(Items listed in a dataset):
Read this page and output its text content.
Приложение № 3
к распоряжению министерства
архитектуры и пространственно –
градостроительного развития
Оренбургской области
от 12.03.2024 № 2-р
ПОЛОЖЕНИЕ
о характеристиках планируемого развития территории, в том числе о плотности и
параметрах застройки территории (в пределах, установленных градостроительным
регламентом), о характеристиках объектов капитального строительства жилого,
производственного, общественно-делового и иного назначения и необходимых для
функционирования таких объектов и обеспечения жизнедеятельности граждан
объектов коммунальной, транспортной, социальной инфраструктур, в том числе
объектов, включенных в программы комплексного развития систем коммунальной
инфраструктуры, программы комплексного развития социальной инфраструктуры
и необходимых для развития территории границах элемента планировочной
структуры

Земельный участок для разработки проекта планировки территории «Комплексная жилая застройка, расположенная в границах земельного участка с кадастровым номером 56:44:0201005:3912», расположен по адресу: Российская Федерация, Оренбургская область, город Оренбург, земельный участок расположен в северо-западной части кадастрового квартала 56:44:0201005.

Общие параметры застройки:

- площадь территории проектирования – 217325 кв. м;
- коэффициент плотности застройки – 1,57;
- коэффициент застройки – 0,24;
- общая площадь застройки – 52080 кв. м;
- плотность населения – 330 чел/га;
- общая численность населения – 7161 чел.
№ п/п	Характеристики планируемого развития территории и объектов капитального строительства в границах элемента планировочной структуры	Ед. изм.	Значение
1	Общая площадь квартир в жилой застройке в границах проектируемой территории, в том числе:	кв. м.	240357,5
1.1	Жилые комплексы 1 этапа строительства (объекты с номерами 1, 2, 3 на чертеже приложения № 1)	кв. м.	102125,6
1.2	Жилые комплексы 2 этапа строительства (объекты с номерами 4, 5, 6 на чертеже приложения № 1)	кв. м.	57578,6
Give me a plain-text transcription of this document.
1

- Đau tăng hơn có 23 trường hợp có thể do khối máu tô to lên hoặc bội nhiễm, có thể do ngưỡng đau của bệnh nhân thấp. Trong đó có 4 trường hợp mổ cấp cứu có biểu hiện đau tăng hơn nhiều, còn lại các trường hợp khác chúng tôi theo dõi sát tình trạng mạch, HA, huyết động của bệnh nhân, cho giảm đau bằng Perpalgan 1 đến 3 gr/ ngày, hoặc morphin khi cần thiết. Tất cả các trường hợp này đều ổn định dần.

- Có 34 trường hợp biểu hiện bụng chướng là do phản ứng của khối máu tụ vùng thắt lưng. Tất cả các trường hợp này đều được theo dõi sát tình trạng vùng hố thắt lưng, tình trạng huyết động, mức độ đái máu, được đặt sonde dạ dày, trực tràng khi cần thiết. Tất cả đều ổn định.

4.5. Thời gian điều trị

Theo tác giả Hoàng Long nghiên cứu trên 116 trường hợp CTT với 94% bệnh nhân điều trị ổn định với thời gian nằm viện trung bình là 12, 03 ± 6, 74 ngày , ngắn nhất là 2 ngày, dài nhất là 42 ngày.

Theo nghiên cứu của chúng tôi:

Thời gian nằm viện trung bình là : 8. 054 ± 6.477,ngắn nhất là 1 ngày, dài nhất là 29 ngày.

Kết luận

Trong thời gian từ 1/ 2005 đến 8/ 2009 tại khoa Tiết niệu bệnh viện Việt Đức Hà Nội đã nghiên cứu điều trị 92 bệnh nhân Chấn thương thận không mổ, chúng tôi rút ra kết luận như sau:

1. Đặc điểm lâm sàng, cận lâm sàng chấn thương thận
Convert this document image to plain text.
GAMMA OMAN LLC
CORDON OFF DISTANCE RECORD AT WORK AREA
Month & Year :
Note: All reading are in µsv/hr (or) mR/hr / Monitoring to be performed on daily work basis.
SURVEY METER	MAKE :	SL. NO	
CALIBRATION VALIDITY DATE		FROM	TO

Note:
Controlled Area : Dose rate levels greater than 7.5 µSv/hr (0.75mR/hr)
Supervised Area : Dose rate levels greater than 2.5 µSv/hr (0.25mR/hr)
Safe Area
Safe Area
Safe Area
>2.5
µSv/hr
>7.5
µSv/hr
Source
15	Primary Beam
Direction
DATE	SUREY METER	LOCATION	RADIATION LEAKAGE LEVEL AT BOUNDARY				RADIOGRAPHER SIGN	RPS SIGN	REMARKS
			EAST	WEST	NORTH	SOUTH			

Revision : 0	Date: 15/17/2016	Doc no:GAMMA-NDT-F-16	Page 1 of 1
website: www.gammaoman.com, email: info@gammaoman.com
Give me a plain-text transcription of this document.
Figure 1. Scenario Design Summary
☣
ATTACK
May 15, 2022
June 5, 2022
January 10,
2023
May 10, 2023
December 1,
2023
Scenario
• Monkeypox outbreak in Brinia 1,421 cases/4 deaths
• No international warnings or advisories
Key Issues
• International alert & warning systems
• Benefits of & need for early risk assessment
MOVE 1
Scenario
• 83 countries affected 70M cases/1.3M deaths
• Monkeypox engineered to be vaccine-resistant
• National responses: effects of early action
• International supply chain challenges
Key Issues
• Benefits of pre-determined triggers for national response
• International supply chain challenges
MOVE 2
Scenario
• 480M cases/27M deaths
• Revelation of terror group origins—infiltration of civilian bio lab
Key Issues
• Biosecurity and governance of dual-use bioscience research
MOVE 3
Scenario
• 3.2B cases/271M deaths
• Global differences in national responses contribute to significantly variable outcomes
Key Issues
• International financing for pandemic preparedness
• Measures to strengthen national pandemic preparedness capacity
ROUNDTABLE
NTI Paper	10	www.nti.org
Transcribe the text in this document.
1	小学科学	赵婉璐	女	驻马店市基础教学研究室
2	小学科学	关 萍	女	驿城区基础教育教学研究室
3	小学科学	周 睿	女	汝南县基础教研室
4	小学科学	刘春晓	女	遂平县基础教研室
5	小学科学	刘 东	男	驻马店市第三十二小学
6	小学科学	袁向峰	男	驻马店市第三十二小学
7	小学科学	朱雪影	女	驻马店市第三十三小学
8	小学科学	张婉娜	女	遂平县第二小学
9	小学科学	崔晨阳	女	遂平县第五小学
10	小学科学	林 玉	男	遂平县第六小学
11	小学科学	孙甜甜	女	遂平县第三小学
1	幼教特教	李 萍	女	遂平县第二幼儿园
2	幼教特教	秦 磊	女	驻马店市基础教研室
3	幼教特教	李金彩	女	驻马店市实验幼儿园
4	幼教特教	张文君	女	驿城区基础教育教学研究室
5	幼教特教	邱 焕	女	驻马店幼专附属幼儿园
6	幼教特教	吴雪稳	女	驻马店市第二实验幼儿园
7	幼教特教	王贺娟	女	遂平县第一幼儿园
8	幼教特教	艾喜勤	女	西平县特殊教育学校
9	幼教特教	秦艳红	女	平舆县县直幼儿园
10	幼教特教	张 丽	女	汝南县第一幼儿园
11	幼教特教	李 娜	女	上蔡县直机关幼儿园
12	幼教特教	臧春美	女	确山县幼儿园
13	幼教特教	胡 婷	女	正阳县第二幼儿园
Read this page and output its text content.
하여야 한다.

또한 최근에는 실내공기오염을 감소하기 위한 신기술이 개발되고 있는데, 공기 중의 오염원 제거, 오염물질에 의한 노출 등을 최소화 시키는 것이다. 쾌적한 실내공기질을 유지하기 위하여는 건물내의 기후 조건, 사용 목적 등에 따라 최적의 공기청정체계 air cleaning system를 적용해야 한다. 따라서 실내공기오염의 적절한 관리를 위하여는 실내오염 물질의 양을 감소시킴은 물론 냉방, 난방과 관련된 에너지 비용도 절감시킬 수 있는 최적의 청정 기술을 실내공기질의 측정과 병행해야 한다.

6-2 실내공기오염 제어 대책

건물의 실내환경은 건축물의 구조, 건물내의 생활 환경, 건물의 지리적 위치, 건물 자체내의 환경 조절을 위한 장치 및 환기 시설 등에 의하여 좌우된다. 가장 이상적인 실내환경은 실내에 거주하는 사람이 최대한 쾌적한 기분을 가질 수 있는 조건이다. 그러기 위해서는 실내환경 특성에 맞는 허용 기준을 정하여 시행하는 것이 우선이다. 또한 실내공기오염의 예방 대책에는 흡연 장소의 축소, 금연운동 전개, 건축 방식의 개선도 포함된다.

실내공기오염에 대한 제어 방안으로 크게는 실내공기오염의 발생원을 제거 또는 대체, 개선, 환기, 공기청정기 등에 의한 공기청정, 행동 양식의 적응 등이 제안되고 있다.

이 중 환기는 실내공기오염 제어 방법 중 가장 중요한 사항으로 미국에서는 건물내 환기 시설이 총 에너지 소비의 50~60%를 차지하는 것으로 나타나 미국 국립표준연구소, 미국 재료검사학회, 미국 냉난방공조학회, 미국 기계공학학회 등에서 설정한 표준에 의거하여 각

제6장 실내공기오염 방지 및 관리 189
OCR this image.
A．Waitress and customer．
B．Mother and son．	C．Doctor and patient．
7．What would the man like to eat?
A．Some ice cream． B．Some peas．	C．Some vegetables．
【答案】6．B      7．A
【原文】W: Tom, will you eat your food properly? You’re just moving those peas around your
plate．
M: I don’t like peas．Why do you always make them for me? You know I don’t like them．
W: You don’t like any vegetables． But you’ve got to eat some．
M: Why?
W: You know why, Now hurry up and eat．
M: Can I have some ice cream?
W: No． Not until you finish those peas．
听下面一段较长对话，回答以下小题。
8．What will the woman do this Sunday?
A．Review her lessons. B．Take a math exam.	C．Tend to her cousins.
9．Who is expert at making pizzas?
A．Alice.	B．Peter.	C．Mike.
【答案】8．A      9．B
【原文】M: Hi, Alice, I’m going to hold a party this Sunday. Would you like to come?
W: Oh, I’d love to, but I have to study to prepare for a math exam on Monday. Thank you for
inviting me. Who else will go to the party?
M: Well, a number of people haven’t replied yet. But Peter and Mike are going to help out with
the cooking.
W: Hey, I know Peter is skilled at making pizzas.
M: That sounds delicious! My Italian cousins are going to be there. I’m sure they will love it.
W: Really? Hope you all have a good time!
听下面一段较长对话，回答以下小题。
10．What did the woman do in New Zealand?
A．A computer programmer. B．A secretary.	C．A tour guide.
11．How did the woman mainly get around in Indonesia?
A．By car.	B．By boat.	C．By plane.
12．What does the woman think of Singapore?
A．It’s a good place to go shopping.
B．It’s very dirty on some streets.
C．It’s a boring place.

(Problem): Select every line in the records above that contains the word "этапа".

(Task output):
1.1	Жилые комплексы 1 этапа строительства (объекты с номерами 1, 2, 3 на чертеже приложения № 1)	кв. м.	102125,6
1.2	Жилые комплексы 2 этапа строительства (объекты с номерами 4, 5, 6 на чертеже приложения № 1)	кв. м.	57578,6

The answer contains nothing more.